++++ PROVIDED DATA ++++
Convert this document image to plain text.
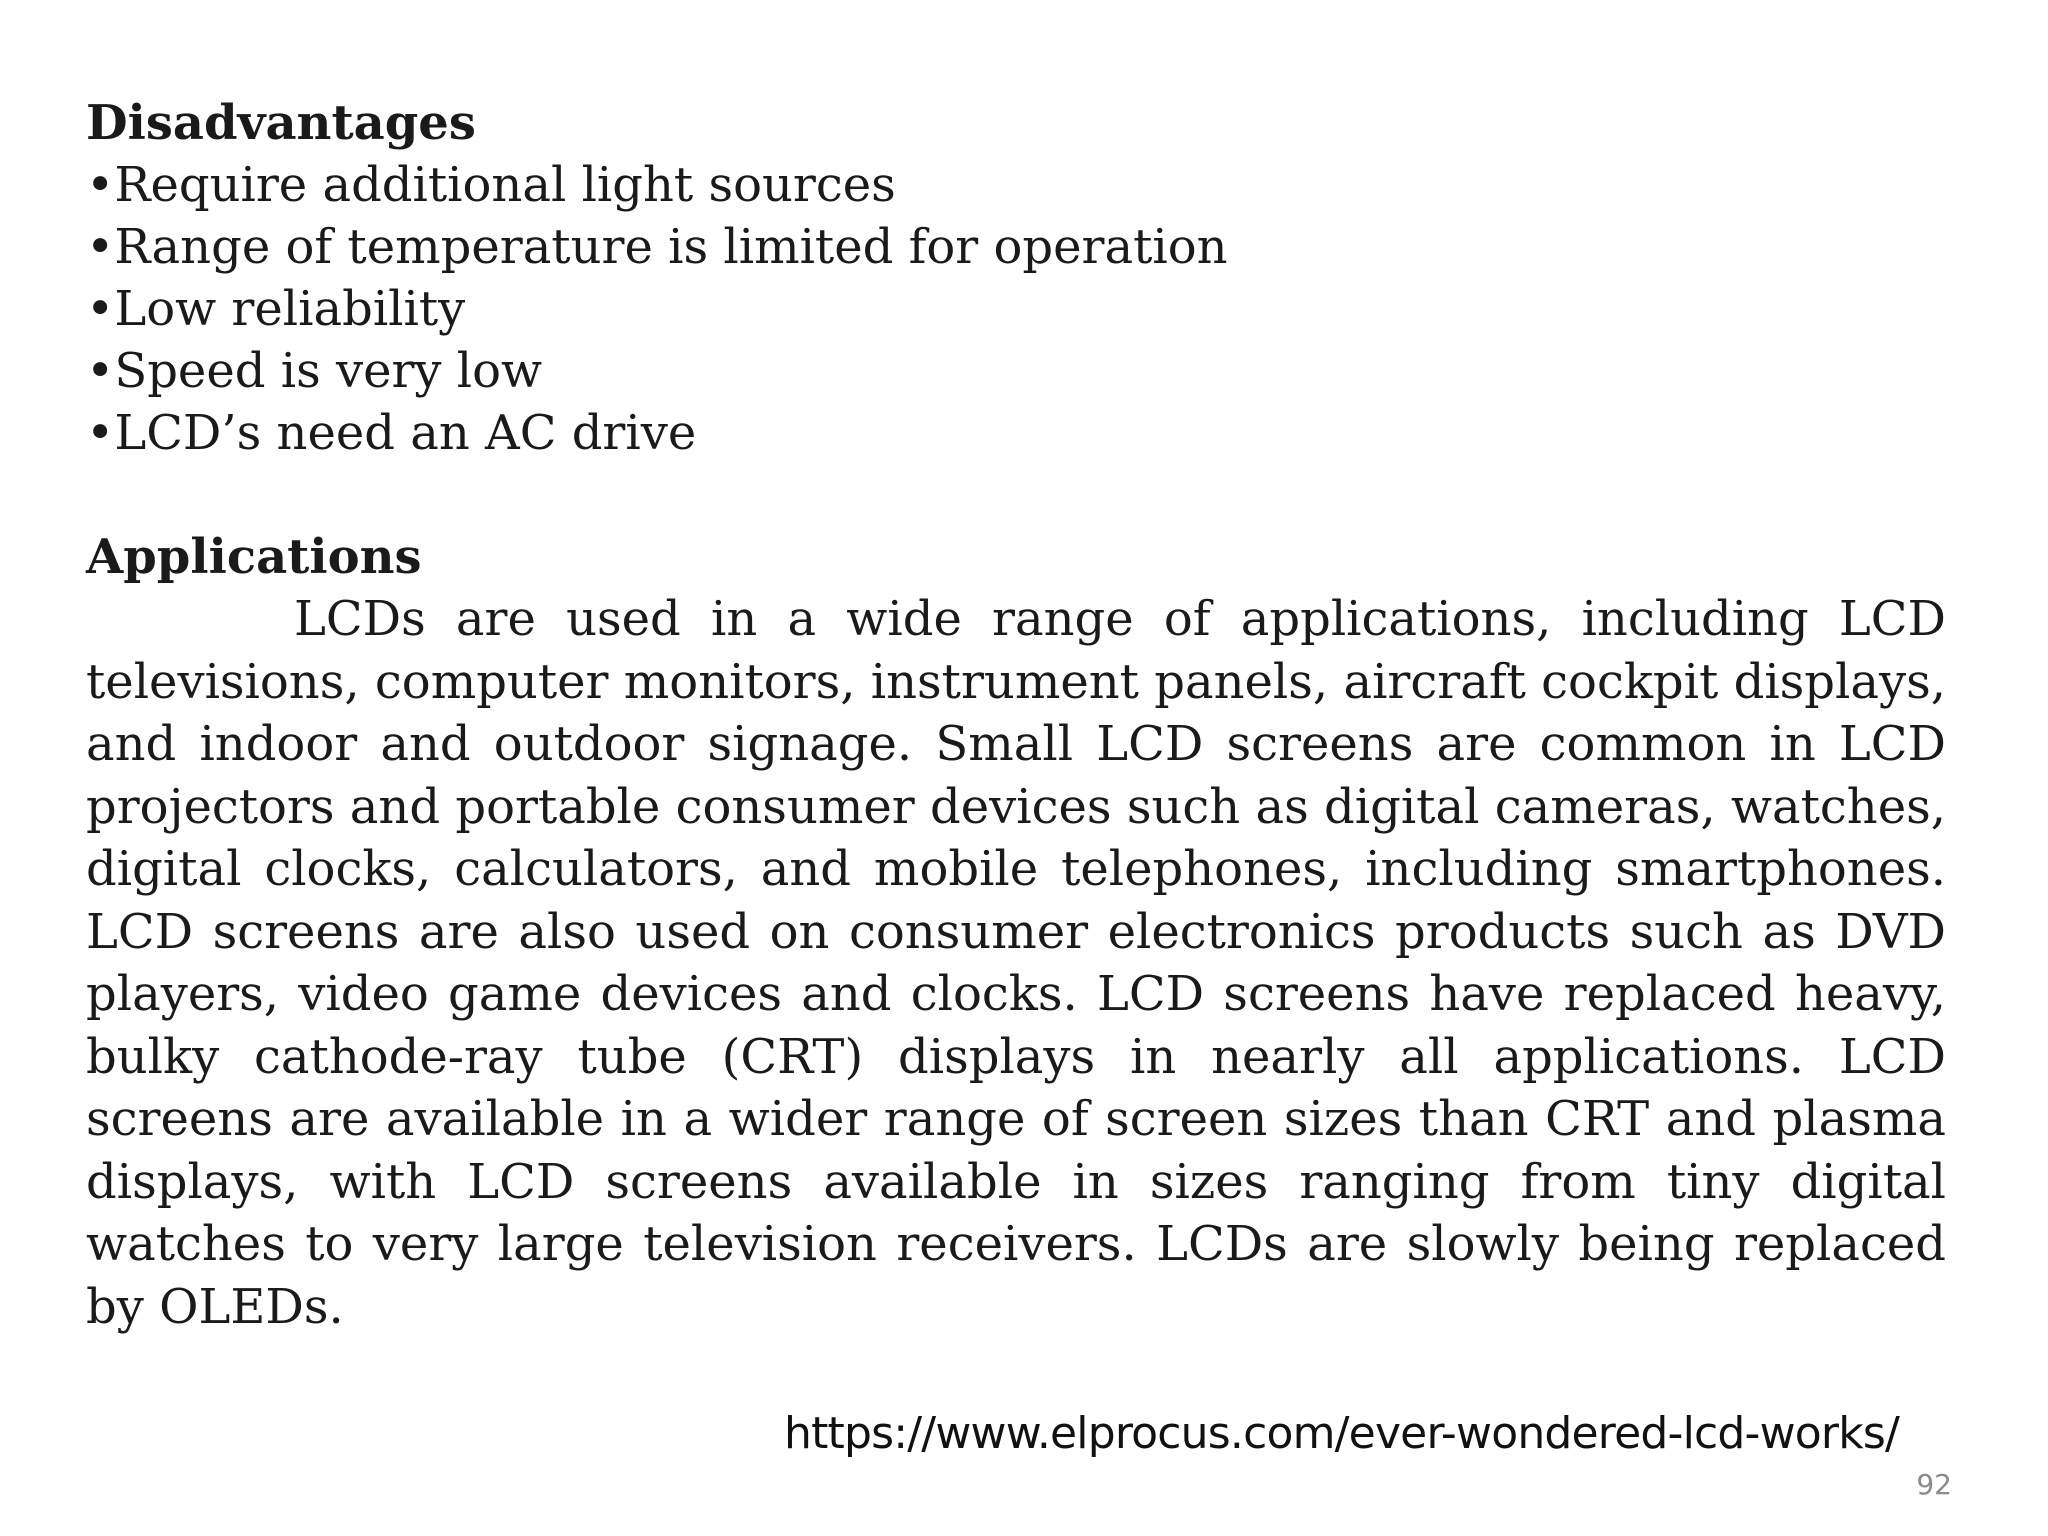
Disadvantages
•Require additional light sources
•Range of temperature is limited for operation
•Low reliability
•Speed is very low
•LCD’s need an AC drive
Applications

LCDs are used in a wide range of applications, including LCD televisions, computer monitors, instrument panels, aircraft cockpit displays, and indoor and outdoor signage. Small LCD screens are common in LCD projectors and portable consumer devices such as digital cameras, watches, digital clocks, calculators, and mobile telephones, including smartphones. LCD screens are also used on consumer electronics products such as DVD players, video game devices and clocks. LCD screens have replaced heavy, bulky cathode-ray tube (CRT) displays in nearly all applications. LCD screens are available in a wider range of screen sizes than CRT and plasma displays, with LCD screens available in sizes ranging from tiny digital watches to very large television receivers. LCDs are slowly being replaced by OLEDs.

https://www.elprocus.com/ever-wondered-lcd-works/
92
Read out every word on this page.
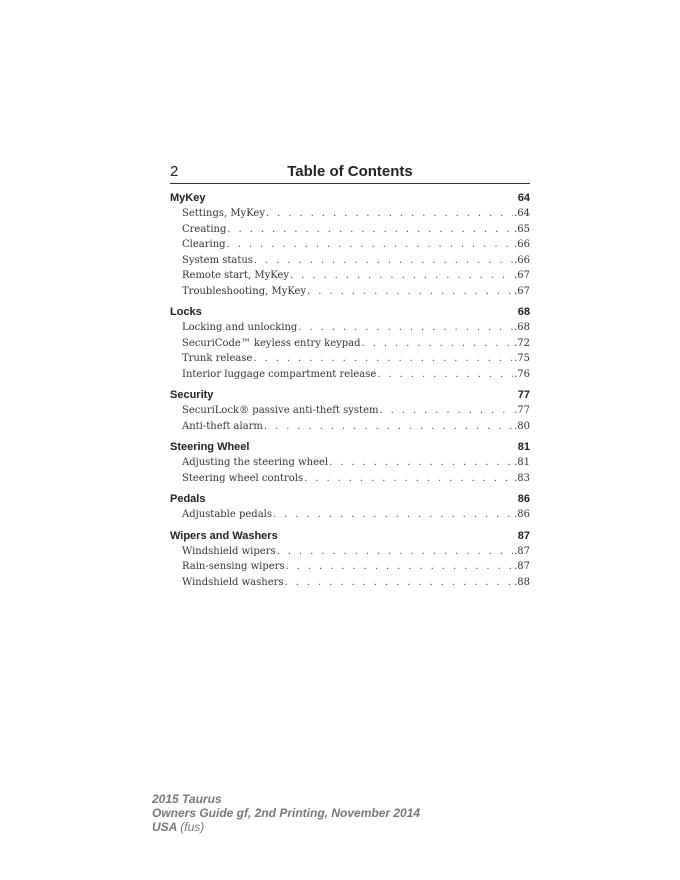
2	Table of Contents
MyKey	64
Settings, MyKey . . .	.64
Creating . . .	.65
Clearing . . .	.66
System status . . .	.66
Remote start, MyKey . . .	.67
Troubleshooting, MyKey . . .	.67
Locks	68
Locking and unlocking . . .	.68
SecuriCode™ keyless entry keypad . . .	.72
Trunk release . . .	.75
Interior luggage compartment release . . .	.76
Security	77
SecuriLock® passive anti-theft system . . .	.77
Anti-theft alarm . . .	.80
Steering Wheel	81
Adjusting the steering wheel . . .	.81
Steering wheel controls . . .	.83
Pedals	86
Adjustable pedals . . .	.86
Wipers and Washers	87
Windshield wipers . . .	.87
Rain-sensing wipers . . .	.87
Windshield washers . . .	.88
2015 Taurus
Owners Guide gf, 2nd Printing, November 2014
USA (fus)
++++
**TO BE DONE:**
Where a line in the entries holds the word "theft", copy that line.

**WRITTEN RESPONSE:**
SecuriLock® passive anti-theft system . . .	.77
Anti-theft alarm . . .	.80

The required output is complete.